The request: In the entries that follow, how many lines contain the word "Wetlands"? Answer with the number only.

Task inputs:
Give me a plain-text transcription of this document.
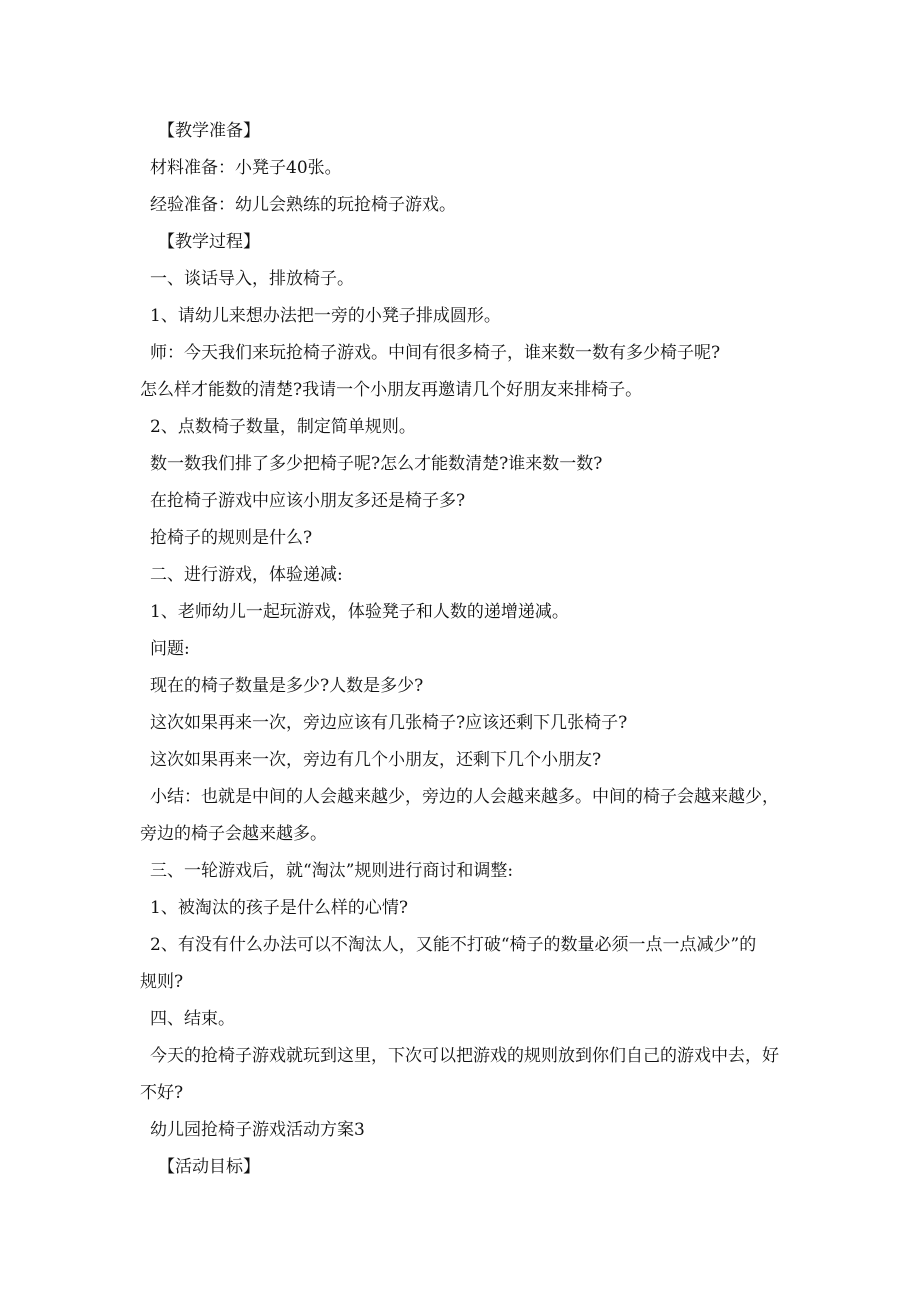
【教学准备】
材料准备：小凳子40张。
经验准备：幼儿会熟练的玩抢椅子游戏。
【教学过程】
一、谈话导入，排放椅子。
1、请幼儿来想办法把一旁的小凳子排成圆形。
师：今天我们来玩抢椅子游戏。中间有很多椅子，谁来数一数有多少椅子呢?
怎么样才能数的清楚?我请一个小朋友再邀请几个好朋友来排椅子。
2、点数椅子数量，制定简单规则。
数一数我们排了多少把椅子呢?怎么才能数清楚?谁来数一数?
在抢椅子游戏中应该小朋友多还是椅子多?
抢椅子的规则是什么?
二、进行游戏，体验递减:
1、老师幼儿一起玩游戏，体验凳子和人数的递增递减。
问题:
现在的椅子数量是多少?人数是多少?
这次如果再来一次，旁边应该有几张椅子?应该还剩下几张椅子?
这次如果再来一次，旁边有几个小朋友，还剩下几个小朋友?
小结：也就是中间的人会越来越少，旁边的人会越来越多。中间的椅子会越来越少，
旁边的椅子会越来越多。
三、一轮游戏后，就“淘汰”规则进行商讨和调整:
1、被淘汰的孩子是什么样的心情?
2、有没有什么办法可以不淘汰人，又能不打破“椅子的数量必须一点一点减少”的
规则?
四、结束。
今天的抢椅子游戏就玩到这里，下次可以把游戏的规则放到你们自己的游戏中去，好
不好?
幼儿园抢椅子游戏活动方案3
【活动目标】
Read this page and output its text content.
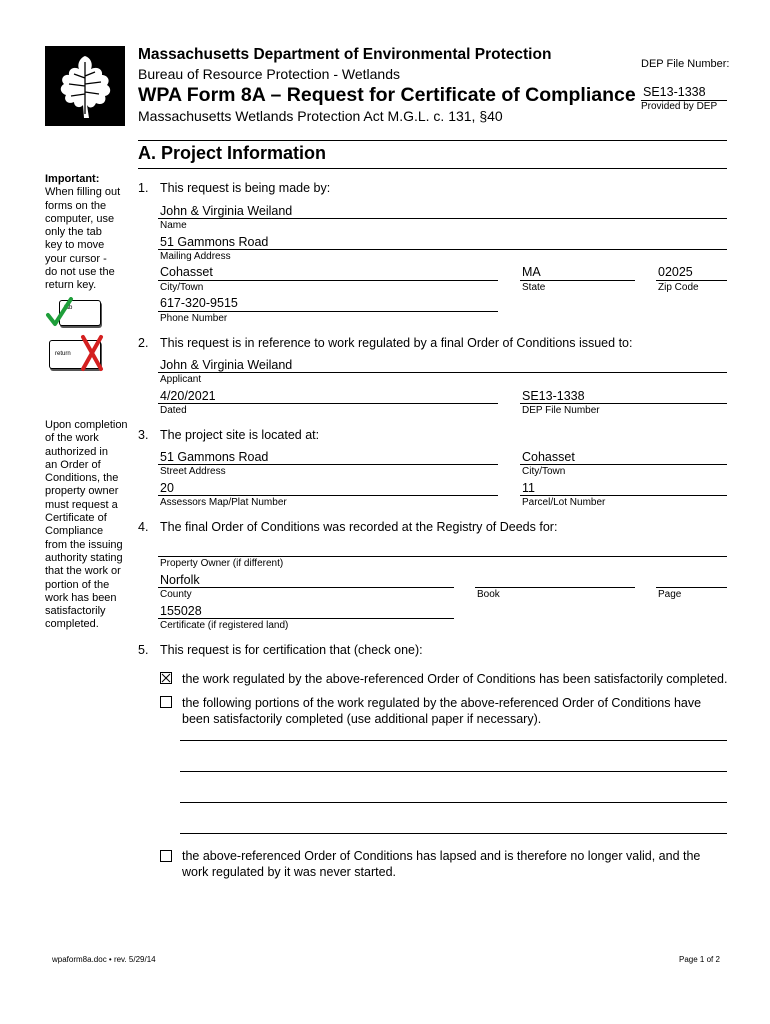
Massachusetts Department of Environmental Protection
Bureau of Resource Protection - Wetlands
WPA Form 8A – Request for Certificate of Compliance
Massachusetts Wetlands Protection Act M.G.L. c. 131, §40
DEP File Number:
SE13-1338
Provided by DEP
A. Project Information
Important:
When filling out
forms on the
computer, use
only the tab
key to move
your cursor -
do not use the
return key.
tab
return
Upon completion
of the work
authorized in
an Order of
Conditions, the
property owner
must request a
Certificate of
Compliance
from the issuing
authority stating
that the work or
portion of the
work has been
satisfactorily
completed.
1. This request is being made by:
John & Virginia Weiland
Name
51 Gammons Road
Mailing Address
Cohasset
City/Town
MA
State
02025
Zip Code
617-320-9515
Phone Number
2. This request is in reference to work regulated by a final Order of Conditions issued to:
John & Virginia Weiland
Applicant
4/20/2021
Dated
SE13-1338
DEP File Number
3. The project site is located at:
51 Gammons Road
Street Address
Cohasset
City/Town
20
Assessors Map/Plat Number
11
Parcel/Lot Number
4. The final Order of Conditions was recorded at the Registry of Deeds for:
Property Owner (if different)
Norfolk
County	Book	Page
155028
Certificate (if registered land)
5. This request is for certification that (check one):
the work regulated by the above-referenced Order of Conditions has been satisfactorily completed.
the following portions of the work regulated by the above-referenced Order of Conditions have
been satisfactorily completed (use additional paper if necessary).
the above-referenced Order of Conditions has lapsed and is therefore no longer valid, and the
work regulated by it was never started.
wpaform8a.doc • rev. 5/29/14	Page 1 of 2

Task solution: 2